» TEXT SHOWN
Scleroderma is characterized by the toughening of the affected area, most commonly in the skin or in the organs which could lead to limitation of the organ’s function. This is quite rare as it only affects 14 out of every 1 million people worldwide. Scleroderma affects women more than it affects men and could develop somewhere between the ages of 30 to 50. It is also inherent in the Native American Choctaw tribe and in African-American women. Scleroderma is rarely found in children.
While cases of scleroderma that would only affect the skin would most likely not be fatal but could cripple the patient, the severe form of it which is called systemic scleroderma or is characterized by having scleroderma affect various parts of the body can be lethal and has been proven so in many cases. After the skin which is the most common case which would account for 95% to 100% of all cases, it is followed by gastro-intestinal involvement in scleroderma which would account for 70% to 90%
How Is The Digestive System Involved In Scleroderma?
Scleroderma is an autoimmune disease. Being that, it mainly interferes with the immune system and having them attack the body instead of protecting it. Scleroderma can affect all organs of the digestive system, either just one organ or the entire system at the same time. It start with the esophagus; if scleroderma is present in the esophagus, then peristalsis is more difficult as the food track is tighter making it less able to push food down.

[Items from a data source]

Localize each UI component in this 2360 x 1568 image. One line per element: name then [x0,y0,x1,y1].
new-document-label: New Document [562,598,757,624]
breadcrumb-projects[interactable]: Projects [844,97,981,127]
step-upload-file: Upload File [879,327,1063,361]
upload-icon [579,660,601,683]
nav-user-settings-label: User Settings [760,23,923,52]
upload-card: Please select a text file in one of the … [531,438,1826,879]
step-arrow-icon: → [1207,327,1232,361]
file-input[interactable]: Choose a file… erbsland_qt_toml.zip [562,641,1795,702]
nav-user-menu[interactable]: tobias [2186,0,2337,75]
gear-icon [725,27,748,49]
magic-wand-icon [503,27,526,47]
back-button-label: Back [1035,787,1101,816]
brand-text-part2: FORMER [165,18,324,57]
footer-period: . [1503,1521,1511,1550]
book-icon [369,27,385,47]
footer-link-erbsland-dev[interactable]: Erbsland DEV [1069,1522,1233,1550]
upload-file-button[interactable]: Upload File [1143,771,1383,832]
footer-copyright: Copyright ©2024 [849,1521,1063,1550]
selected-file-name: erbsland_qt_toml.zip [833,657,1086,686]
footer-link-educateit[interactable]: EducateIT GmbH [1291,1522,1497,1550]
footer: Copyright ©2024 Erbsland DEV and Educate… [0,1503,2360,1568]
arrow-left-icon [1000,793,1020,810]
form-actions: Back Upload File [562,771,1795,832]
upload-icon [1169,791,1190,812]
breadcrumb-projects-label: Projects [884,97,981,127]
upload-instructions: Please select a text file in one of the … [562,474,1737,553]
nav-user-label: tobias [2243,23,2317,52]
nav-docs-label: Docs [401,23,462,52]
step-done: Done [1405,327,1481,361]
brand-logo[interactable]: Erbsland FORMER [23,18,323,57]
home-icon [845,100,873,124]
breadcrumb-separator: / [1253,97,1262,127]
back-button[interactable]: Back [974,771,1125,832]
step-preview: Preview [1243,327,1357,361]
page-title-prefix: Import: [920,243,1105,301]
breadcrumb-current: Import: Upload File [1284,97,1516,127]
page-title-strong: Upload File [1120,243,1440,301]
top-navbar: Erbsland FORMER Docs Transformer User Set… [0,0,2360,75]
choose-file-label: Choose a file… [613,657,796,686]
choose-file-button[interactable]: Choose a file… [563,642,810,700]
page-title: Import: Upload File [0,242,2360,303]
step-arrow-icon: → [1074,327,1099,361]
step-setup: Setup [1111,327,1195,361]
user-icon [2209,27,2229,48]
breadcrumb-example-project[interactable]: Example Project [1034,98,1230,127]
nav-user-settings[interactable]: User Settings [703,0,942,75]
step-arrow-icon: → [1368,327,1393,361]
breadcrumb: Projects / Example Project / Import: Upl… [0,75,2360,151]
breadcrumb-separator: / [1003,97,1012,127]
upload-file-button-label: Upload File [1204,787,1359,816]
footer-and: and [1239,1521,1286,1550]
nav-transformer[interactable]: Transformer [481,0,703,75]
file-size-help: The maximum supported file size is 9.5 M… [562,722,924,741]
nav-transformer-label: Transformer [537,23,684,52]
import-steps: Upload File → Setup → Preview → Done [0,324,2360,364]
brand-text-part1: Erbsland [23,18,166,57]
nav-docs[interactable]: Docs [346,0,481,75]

» YOUR TASK
In the scleroderma text, write out the passage that opens with "While cases of" and closes with "Involved In Scleroderma?", swapping "systemic scleroderma" for "systemic sclerosis".

» SOLUTION
While cases of scleroderma that would only affect the skin would most likely not be fatal but could cripple the patient, the severe form of it which is called systemic sclerosis or is characterized by having scleroderma affect various parts of the body can be lethal and has been proven so in many cases. After the skin which is the most common case which would account for 95% to 100% of all cases, it is followed by gastro-intestinal involvement in scleroderma which would account for 70% to 90%
How Is The Digestive System Involved In Scleroderma?